Stored data entries:
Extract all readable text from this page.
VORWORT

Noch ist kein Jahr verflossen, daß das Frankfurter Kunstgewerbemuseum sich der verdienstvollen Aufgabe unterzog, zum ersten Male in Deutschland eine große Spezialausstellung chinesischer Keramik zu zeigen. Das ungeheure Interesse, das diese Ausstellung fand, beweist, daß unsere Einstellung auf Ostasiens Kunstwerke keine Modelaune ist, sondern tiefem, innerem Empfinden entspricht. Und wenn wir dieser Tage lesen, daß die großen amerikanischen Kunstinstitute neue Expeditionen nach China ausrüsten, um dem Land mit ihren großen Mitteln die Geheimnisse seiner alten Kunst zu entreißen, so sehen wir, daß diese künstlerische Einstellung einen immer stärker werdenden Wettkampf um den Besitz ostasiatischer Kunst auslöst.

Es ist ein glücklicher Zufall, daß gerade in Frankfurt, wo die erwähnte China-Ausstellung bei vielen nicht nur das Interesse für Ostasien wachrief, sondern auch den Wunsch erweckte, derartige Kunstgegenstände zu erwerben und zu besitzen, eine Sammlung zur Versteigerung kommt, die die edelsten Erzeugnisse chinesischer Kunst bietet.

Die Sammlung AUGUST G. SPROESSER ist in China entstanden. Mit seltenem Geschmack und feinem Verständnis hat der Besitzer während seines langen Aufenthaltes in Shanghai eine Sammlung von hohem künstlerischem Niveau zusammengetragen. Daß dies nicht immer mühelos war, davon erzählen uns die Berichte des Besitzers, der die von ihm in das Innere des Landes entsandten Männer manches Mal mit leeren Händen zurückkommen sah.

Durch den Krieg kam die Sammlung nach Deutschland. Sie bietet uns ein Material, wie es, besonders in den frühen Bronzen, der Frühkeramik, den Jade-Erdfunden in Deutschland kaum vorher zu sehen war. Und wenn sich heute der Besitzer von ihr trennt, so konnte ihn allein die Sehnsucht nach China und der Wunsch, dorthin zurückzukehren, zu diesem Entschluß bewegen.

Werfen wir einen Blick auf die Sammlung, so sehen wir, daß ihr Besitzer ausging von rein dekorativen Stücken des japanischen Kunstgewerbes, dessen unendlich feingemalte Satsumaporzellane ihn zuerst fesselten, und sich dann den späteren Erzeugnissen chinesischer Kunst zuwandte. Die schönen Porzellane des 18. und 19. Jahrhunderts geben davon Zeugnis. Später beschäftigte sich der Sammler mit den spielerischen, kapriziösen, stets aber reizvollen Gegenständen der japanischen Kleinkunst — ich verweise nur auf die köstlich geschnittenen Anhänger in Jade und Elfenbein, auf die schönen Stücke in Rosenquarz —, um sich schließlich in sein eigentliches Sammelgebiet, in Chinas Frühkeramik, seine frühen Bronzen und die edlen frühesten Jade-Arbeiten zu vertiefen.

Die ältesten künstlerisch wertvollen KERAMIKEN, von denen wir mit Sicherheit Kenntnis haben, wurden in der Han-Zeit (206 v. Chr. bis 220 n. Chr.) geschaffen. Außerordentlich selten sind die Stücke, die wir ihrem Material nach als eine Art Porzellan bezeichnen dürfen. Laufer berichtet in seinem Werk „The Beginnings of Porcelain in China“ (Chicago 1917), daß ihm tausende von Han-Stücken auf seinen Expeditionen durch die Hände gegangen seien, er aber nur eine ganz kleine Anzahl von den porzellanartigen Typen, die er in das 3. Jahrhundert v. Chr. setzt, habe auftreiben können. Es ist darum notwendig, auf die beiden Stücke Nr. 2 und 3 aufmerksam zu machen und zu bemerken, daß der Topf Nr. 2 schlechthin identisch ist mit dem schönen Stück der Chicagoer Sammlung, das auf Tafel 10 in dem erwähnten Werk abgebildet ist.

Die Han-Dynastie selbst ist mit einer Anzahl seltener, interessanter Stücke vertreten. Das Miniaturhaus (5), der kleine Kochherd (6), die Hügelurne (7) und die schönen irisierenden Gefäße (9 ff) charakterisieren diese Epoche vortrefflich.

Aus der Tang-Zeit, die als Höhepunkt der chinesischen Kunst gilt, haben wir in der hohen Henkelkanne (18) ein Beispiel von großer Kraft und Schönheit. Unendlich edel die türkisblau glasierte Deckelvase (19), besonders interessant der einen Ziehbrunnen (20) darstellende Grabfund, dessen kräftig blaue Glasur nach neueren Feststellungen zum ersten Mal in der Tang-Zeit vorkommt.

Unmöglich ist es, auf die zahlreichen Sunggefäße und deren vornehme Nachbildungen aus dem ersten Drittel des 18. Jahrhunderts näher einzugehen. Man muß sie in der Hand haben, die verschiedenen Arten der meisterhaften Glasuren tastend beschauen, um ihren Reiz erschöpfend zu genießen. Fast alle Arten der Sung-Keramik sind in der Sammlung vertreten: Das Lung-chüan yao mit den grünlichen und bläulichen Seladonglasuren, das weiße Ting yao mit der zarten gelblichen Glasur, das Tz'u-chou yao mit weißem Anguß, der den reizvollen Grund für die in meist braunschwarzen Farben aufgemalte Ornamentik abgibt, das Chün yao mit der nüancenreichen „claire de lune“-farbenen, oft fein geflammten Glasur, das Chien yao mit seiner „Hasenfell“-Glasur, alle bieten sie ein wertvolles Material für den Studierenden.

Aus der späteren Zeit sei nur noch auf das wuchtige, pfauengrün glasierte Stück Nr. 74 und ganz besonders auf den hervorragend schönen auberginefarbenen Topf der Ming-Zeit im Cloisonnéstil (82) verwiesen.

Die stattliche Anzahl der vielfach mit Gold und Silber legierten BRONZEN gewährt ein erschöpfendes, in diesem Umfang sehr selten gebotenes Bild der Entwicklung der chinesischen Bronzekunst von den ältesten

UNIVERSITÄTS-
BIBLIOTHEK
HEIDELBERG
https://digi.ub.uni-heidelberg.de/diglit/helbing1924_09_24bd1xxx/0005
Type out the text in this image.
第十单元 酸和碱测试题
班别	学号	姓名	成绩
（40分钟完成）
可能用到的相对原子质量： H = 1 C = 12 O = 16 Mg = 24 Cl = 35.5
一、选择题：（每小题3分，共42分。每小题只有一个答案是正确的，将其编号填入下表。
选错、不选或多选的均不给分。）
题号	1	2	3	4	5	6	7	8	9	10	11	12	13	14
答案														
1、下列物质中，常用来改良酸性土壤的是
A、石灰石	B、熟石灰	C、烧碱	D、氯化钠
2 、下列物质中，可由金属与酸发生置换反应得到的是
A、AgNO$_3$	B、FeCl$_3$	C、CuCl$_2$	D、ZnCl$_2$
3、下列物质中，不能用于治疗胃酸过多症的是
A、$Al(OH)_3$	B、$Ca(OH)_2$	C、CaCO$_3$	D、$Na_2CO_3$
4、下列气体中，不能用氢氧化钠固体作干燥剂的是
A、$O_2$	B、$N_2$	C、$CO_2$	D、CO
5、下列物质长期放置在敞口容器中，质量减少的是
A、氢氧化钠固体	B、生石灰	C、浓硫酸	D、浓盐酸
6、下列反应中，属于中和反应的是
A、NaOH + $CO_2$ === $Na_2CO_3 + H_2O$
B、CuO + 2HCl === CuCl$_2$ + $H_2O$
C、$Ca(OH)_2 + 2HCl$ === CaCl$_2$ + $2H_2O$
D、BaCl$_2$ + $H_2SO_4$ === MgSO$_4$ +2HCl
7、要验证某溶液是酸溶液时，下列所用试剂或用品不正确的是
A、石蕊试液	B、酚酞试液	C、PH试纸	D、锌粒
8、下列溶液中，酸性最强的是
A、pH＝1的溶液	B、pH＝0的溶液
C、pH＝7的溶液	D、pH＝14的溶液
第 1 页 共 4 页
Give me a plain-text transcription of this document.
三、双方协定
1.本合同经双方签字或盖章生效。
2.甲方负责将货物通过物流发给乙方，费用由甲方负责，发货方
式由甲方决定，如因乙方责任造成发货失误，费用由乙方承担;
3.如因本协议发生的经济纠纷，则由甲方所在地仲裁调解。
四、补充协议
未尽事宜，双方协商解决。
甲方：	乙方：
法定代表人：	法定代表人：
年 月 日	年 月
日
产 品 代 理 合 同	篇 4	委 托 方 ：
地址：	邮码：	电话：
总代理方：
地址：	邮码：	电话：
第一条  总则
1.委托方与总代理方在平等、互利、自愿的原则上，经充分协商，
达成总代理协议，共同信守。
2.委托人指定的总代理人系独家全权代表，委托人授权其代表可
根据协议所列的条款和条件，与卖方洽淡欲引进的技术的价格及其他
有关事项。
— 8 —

Given task:
Figure out how many lines above include the string "besonders", then report that number and nothing else.

Reply to the task:
3